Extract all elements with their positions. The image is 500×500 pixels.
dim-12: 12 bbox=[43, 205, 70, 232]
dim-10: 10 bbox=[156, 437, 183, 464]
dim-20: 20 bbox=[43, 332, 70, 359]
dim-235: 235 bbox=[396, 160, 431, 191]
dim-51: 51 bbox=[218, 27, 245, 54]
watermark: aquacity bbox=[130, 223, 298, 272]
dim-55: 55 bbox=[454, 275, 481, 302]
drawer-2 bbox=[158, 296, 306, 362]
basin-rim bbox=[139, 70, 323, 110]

PROBLEM TO WORK ON: Return the material above as a JSON list of strings, with one string for each line and no blank lines.

SOLVED EXERCISE:
[
  "Extract all elements with their positions. The image is 500×500 pixels.",
  "dim-12: 12 bbox=[43, 205, 70, 232]",
  "dim-10: 10 bbox=[156, 437, 183, 464]",
  "dim-20: 20 bbox=[43, 332, 70, 359]",
  "dim-235: 235 bbox=[396, 160, 431, 191]",
  "dim-51: 51 bbox=[218, 27, 245, 54]",
  "watermark: aquacity bbox=[130, 223, 298, 272]",
  "dim-55: 55 bbox=[454, 275, 481, 302]",
  "drawer-2 bbox=[158, 296, 306, 362]",
  "basin-rim bbox=[139, 70, 323, 110]"
]